• EXERCISE REQUIREMENTS:
Write out the entire listing below exactly as it appears, minus any pictures.
^^^^^^^^
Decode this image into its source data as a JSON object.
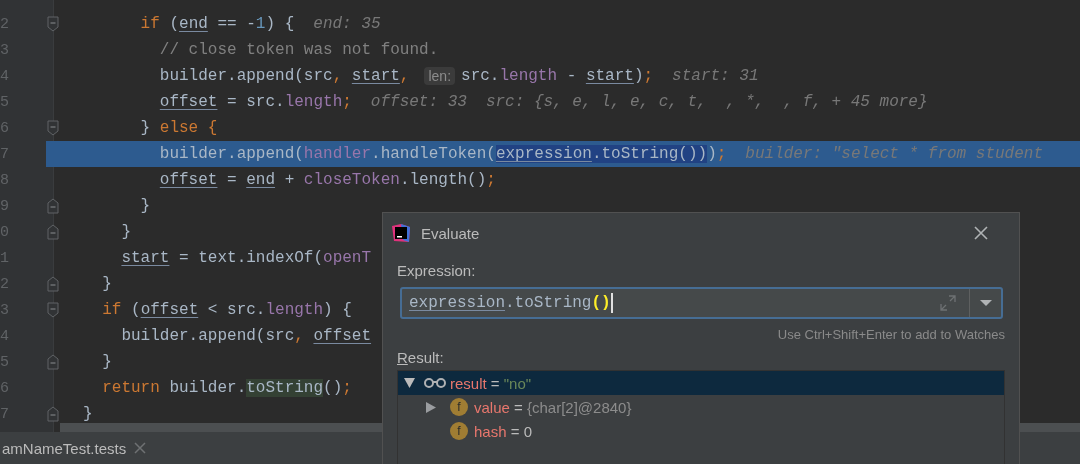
{
  "editor": {
    "lines": [
      {
        "number": "2",
        "kind": "fold_start",
        "current": false,
        "segments": [
          {
            "kind": "code",
            "tokens": [
              {
                "text": "      if",
                "kind": "keyword"
              },
              {
                "text": " (",
                "kind": "plain"
              },
              {
                "text": "end",
                "kind": "variable"
              },
              {
                "text": " == -",
                "kind": "plain"
              },
              {
                "text": "1",
                "kind": "number"
              },
              {
                "text": ") {",
                "kind": "plain"
              }
            ]
          },
          {
            "kind": "hint",
            "text": "end: 35"
          }
        ]
      },
      {
        "number": "3",
        "kind": "plain",
        "current": false,
        "segments": [
          {
            "kind": "code",
            "tokens": [
              {
                "text": "        // close token was not found.",
                "kind": "comment"
              }
            ]
          }
        ]
      },
      {
        "number": "4",
        "kind": "plain",
        "current": false,
        "segments": [
          {
            "kind": "code",
            "tokens": [
              {
                "text": "        builder.append(src",
                "kind": "plain"
              },
              {
                "text": ", ",
                "kind": "punct"
              },
              {
                "text": "start",
                "kind": "variable"
              },
              {
                "text": ",",
                "kind": "punct"
              }
            ]
          },
          {
            "kind": "param",
            "text": "len:"
          },
          {
            "kind": "code",
            "tokens": [
              {
                "text": "src.",
                "kind": "plain"
              },
              {
                "text": "length",
                "kind": "field"
              },
              {
                "text": " - ",
                "kind": "plain"
              },
              {
                "text": "start",
                "kind": "variable"
              },
              {
                "text": ")",
                "kind": "plain"
              },
              {
                "text": ";",
                "kind": "punct"
              }
            ]
          },
          {
            "kind": "hint",
            "text": "start: 31"
          }
        ]
      },
      {
        "number": "5",
        "kind": "plain",
        "current": false,
        "segments": [
          {
            "kind": "code",
            "tokens": [
              {
                "text": "        offset",
                "kind": "variable"
              },
              {
                "text": " = src.",
                "kind": "plain"
              },
              {
                "text": "length",
                "kind": "field"
              },
              {
                "text": ";",
                "kind": "punct"
              }
            ]
          },
          {
            "kind": "hint",
            "text": "offset: 33"
          },
          {
            "kind": "hint",
            "text": "src: {s, e, l, e, c, t,  , *,  , f, + 45 more}"
          }
        ]
      },
      {
        "number": "6",
        "kind": "fold_start",
        "current": false,
        "segments": [
          {
            "kind": "code",
            "tokens": [
              {
                "text": "      } ",
                "kind": "plain"
              },
              {
                "text": "else",
                "kind": "keyword"
              },
              {
                "text": " {",
                "kind": "keyword"
              }
            ]
          }
        ]
      },
      {
        "number": "7",
        "kind": "plain",
        "current": true,
        "segments": [
          {
            "kind": "code",
            "tokens": [
              {
                "text": "        builder.append(",
                "kind": "plain"
              },
              {
                "text": "handler",
                "kind": "field"
              },
              {
                "text": ".handleToken(",
                "kind": "plain"
              },
              {
                "text": "expression",
                "kind": "variable",
                "selected": true
              },
              {
                "text": ".toString())",
                "kind": "plain",
                "selected": true
              },
              {
                "text": ")",
                "kind": "plain"
              },
              {
                "text": ";",
                "kind": "punct"
              }
            ]
          },
          {
            "kind": "hint",
            "text": "builder: \"select * from student"
          }
        ]
      },
      {
        "number": "8",
        "kind": "plain",
        "current": false,
        "segments": [
          {
            "kind": "code",
            "tokens": [
              {
                "text": "        offset",
                "kind": "variable"
              },
              {
                "text": " = ",
                "kind": "plain"
              },
              {
                "text": "end",
                "kind": "variable"
              },
              {
                "text": " + ",
                "kind": "plain"
              },
              {
                "text": "closeToken",
                "kind": "field"
              },
              {
                "text": ".length()",
                "kind": "plain"
              },
              {
                "text": ";",
                "kind": "punct"
              }
            ]
          }
        ]
      },
      {
        "number": "9",
        "kind": "fold_end",
        "current": false,
        "segments": [
          {
            "kind": "code",
            "tokens": [
              {
                "text": "      }",
                "kind": "plain"
              }
            ]
          }
        ]
      },
      {
        "number": "0",
        "kind": "fold_end",
        "current": false,
        "segments": [
          {
            "kind": "code",
            "tokens": [
              {
                "text": "    }",
                "kind": "plain"
              }
            ]
          }
        ]
      },
      {
        "number": "1",
        "kind": "plain",
        "current": false,
        "segments": [
          {
            "kind": "code",
            "tokens": [
              {
                "text": "    start",
                "kind": "variable"
              },
              {
                "text": " = text.indexOf(",
                "kind": "plain"
              },
              {
                "text": "openT",
                "kind": "field"
              }
            ]
          }
        ]
      },
      {
        "number": "2",
        "kind": "fold_end",
        "current": false,
        "segments": [
          {
            "kind": "code",
            "tokens": [
              {
                "text": "  }",
                "kind": "plain"
              }
            ]
          }
        ]
      },
      {
        "number": "3",
        "kind": "fold_start",
        "current": false,
        "segments": [
          {
            "kind": "code",
            "tokens": [
              {
                "text": "  if",
                "kind": "keyword"
              },
              {
                "text": " (",
                "kind": "plain"
              },
              {
                "text": "offset",
                "kind": "variable"
              },
              {
                "text": " < src.",
                "kind": "plain"
              },
              {
                "text": "length",
                "kind": "field"
              },
              {
                "text": ") {",
                "kind": "plain"
              }
            ]
          }
        ]
      },
      {
        "number": "4",
        "kind": "plain",
        "current": false,
        "segments": [
          {
            "kind": "code",
            "tokens": [
              {
                "text": "    builder.append(src",
                "kind": "plain"
              },
              {
                "text": ", ",
                "kind": "punct"
              },
              {
                "text": "offset",
                "kind": "variable"
              }
            ]
          }
        ]
      },
      {
        "number": "5",
        "kind": "fold_end",
        "current": false,
        "segments": [
          {
            "kind": "code",
            "tokens": [
              {
                "text": "  }",
                "kind": "plain"
              }
            ]
          }
        ]
      },
      {
        "number": "6",
        "kind": "plain",
        "current": false,
        "segments": [
          {
            "kind": "code",
            "tokens": [
              {
                "text": "  return",
                "kind": "keyword"
              },
              {
                "text": " builder.",
                "kind": "plain"
              },
              {
                "text": "toString",
                "kind": "plain",
                "highlighted": true
              },
              {
                "text": "()",
                "kind": "plain"
              },
              {
                "text": ";",
                "kind": "punct"
              }
            ]
          }
        ]
      },
      {
        "number": "7",
        "kind": "fold_end",
        "current": false,
        "segments": [
          {
            "kind": "code",
            "tokens": [
              {
                "text": "}",
                "kind": "plain"
              }
            ]
          }
        ]
      }
    ]
  },
  "editor_tabs": [
    {
      "label": "amNameTest.tests"
    }
  ],
  "dialog": {
    "title": "Evaluate",
    "expression_label": "Expression:",
    "expression": {
      "tokens": [
        {
          "text": "expression",
          "kind": "variable"
        },
        {
          "text": ".toString",
          "kind": "plain"
        },
        {
          "text": "()",
          "kind": "brace"
        }
      ]
    },
    "hint": "Use Ctrl+Shift+Enter to add to Watches",
    "result_label": "Result:",
    "result": [
      {
        "kind": "watch",
        "name": "result",
        "operator": "=",
        "value": {
          "kind": "string",
          "text": "\"no\""
        },
        "expanded": true,
        "selected": true,
        "children": [
          {
            "kind": "field",
            "badge": "f",
            "name": "value",
            "operator": "=",
            "value": {
              "kind": "object",
              "text": "{char[2]@2840}"
            },
            "expanded": false,
            "selected": false
          },
          {
            "kind": "field",
            "badge": "f",
            "name": "hash",
            "operator": "=",
            "value": {
              "kind": "number",
              "text": "0"
            },
            "selected": false
          }
        ]
      }
    ]
  }
}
^^^^^^^^
• TASK OUTPUT:
Decode this image into its source data as a JSON object.
{
  "editor": {
    "lines": [
      {
        "number": "2",
        "kind": "fold_start",
        "current": false,
        "segments": [
          {
            "kind": "code",
            "tokens": [
              {
                "text": "      if",
                "kind": "keyword"
              },
              {
                "text": " (",
                "kind": "plain"
              },
              {
                "text": "end",
                "kind": "variable"
              },
              {
                "text": " == -",
                "kind": "plain"
              },
              {
                "text": "1",
                "kind": "number"
              },
              {
                "text": ") {",
                "kind": "plain"
              }
            ]
          },
          {
            "kind": "hint",
            "text": "end: 35"
          }
        ]
      },
      {
        "number": "3",
        "kind": "plain",
        "current": false,
        "segments": [
          {
            "kind": "code",
            "tokens": [
              {
                "text": "        // close token was not found.",
                "kind": "comment"
              }
            ]
          }
        ]
      },
      {
        "number": "4",
        "kind": "plain",
        "current": false,
        "segments": [
          {
            "kind": "code",
            "tokens": [
              {
                "text": "        builder.append(src",
                "kind": "plain"
              },
              {
                "text": ", ",
                "kind": "punct"
              },
              {
                "text": "start",
                "kind": "variable"
              },
              {
                "text": ",",
                "kind": "punct"
              }
            ]
          },
          {
            "kind": "param",
            "text": "len:"
          },
          {
            "kind": "code",
            "tokens": [
              {
                "text": "src.",
                "kind": "plain"
              },
              {
                "text": "length",
                "kind": "field"
              },
              {
                "text": " - ",
                "kind": "plain"
              },
              {
                "text": "start",
                "kind": "variable"
              },
              {
                "text": ")",
                "kind": "plain"
              },
              {
                "text": ";",
                "kind": "punct"
              }
            ]
          },
          {
            "kind": "hint",
            "text": "start: 31"
          }
        ]
      },
      {
        "number": "5",
        "kind": "plain",
        "current": false,
        "segments": [
          {
            "kind": "code",
            "tokens": [
              {
                "text": "        offset",
                "kind": "variable"
              },
              {
                "text": " = src.",
                "kind": "plain"
              },
              {
                "text": "length",
                "kind": "field"
              },
              {
                "text": ";",
                "kind": "punct"
              }
            ]
          },
          {
            "kind": "hint",
            "text": "offset: 33"
          },
          {
            "kind": "hint",
            "text": "src: {s, e, l, e, c, t,  , *,  , f, + 45 more}"
          }
        ]
      },
      {
        "number": "6",
        "kind": "fold_start",
        "current": false,
        "segments": [
          {
            "kind": "code",
            "tokens": [
              {
                "text": "      } ",
                "kind": "plain"
              },
              {
                "text": "else",
                "kind": "keyword"
              },
              {
                "text": " {",
                "kind": "keyword"
              }
            ]
          }
        ]
      },
      {
        "number": "7",
        "kind": "plain",
        "current": true,
        "segments": [
          {
            "kind": "code",
            "tokens": [
              {
                "text": "        builder.append(",
                "kind": "plain"
              },
              {
                "text": "handler",
                "kind": "field"
              },
              {
                "text": ".handleToken(",
                "kind": "plain"
              },
              {
                "text": "expression",
                "kind": "variable",
                "selected": true
              },
              {
                "text": ".toString())",
                "kind": "plain",
                "selected": true
              },
              {
                "text": ")",
                "kind": "plain"
              },
              {
                "text": ";",
                "kind": "punct"
              }
            ]
          },
          {
            "kind": "hint",
            "text": "builder: \"select * from student"
          }
        ]
      },
      {
        "number": "8",
        "kind": "plain",
        "current": false,
        "segments": [
          {
            "kind": "code",
            "tokens": [
              {
                "text": "        offset",
                "kind": "variable"
              },
              {
                "text": " = ",
                "kind": "plain"
              },
              {
                "text": "end",
                "kind": "variable"
              },
              {
                "text": " + ",
                "kind": "plain"
              },
              {
                "text": "closeToken",
                "kind": "field"
              },
              {
                "text": ".length()",
                "kind": "plain"
              },
              {
                "text": ";",
                "kind": "punct"
              }
            ]
          }
        ]
      },
      {
        "number": "9",
        "kind": "fold_end",
        "current": false,
        "segments": [
          {
            "kind": "code",
            "tokens": [
              {
                "text": "      }",
                "kind": "plain"
              }
            ]
          }
        ]
      },
      {
        "number": "0",
        "kind": "fold_end",
        "current": false,
        "segments": [
          {
            "kind": "code",
            "tokens": [
              {
                "text": "    }",
                "kind": "plain"
              }
            ]
          }
        ]
      },
      {
        "number": "1",
        "kind": "plain",
        "current": false,
        "segments": [
          {
            "kind": "code",
            "tokens": [
              {
                "text": "    start",
                "kind": "variable"
              },
              {
                "text": " = text.indexOf(",
                "kind": "plain"
              },
              {
                "text": "openT",
                "kind": "field"
              }
            ]
          }
        ]
      },
      {
        "number": "2",
        "kind": "fold_end",
        "current": false,
        "segments": [
          {
            "kind": "code",
            "tokens": [
              {
                "text": "  }",
                "kind": "plain"
              }
            ]
          }
        ]
      },
      {
        "number": "3",
        "kind": "fold_start",
        "current": false,
        "segments": [
          {
            "kind": "code",
            "tokens": [
              {
                "text": "  if",
                "kind": "keyword"
              },
              {
                "text": " (",
                "kind": "plain"
              },
              {
                "text": "offset",
                "kind": "variable"
              },
              {
                "text": " < src.",
                "kind": "plain"
              },
              {
                "text": "length",
                "kind": "field"
              },
              {
                "text": ") {",
                "kind": "plain"
              }
            ]
          }
        ]
      },
      {
        "number": "4",
        "kind": "plain",
        "current": false,
        "segments": [
          {
            "kind": "code",
            "tokens": [
              {
                "text": "    builder.append(src",
                "kind": "plain"
              },
              {
                "text": ", ",
                "kind": "punct"
              },
              {
                "text": "offset",
                "kind": "variable"
              }
            ]
          }
        ]
      },
      {
        "number": "5",
        "kind": "fold_end",
        "current": false,
        "segments": [
          {
            "kind": "code",
            "tokens": [
              {
                "text": "  }",
                "kind": "plain"
              }
            ]
          }
        ]
      },
      {
        "number": "6",
        "kind": "plain",
        "current": false,
        "segments": [
          {
            "kind": "code",
            "tokens": [
              {
                "text": "  return",
                "kind": "keyword"
              },
              {
                "text": " builder.",
                "kind": "plain"
              },
              {
                "text": "toString",
                "kind": "plain",
                "highlighted": true
              },
              {
                "text": "()",
                "kind": "plain"
              },
              {
                "text": ";",
                "kind": "punct"
              }
            ]
          }
        ]
      },
      {
        "number": "7",
        "kind": "fold_end",
        "current": false,
        "segments": [
          {
            "kind": "code",
            "tokens": [
              {
                "text": "}",
                "kind": "plain"
              }
            ]
          }
        ]
      }
    ]
  },
  "editor_tabs": [
    {
      "label": "amNameTest.tests"
    }
  ],
  "dialog": {
    "title": "Evaluate",
    "expression_label": "Expression:",
    "expression": {
      "tokens": [
        {
          "text": "expression",
          "kind": "variable"
        },
        {
          "text": ".toString",
          "kind": "plain"
        },
        {
          "text": "()",
          "kind": "brace"
        }
      ]
    },
    "hint": "Use Ctrl+Shift+Enter to add to Watches",
    "result_label": "Result:",
    "result": [
      {
        "kind": "watch",
        "name": "result",
        "operator": "=",
        "value": {
          "kind": "string",
          "text": "\"no\""
        },
        "expanded": true,
        "selected": true,
        "children": [
          {
            "kind": "field",
            "badge": "f",
            "name": "value",
            "operator": "=",
            "value": {
              "kind": "object",
              "text": "{char[2]@2840}"
            },
            "expanded": false,
            "selected": false
          },
          {
            "kind": "field",
            "badge": "f",
            "name": "hash",
            "operator": "=",
            "value": {
              "kind": "number",
              "text": "0"
            },
            "selected": false
          }
        ]
      }
    ]
  }
}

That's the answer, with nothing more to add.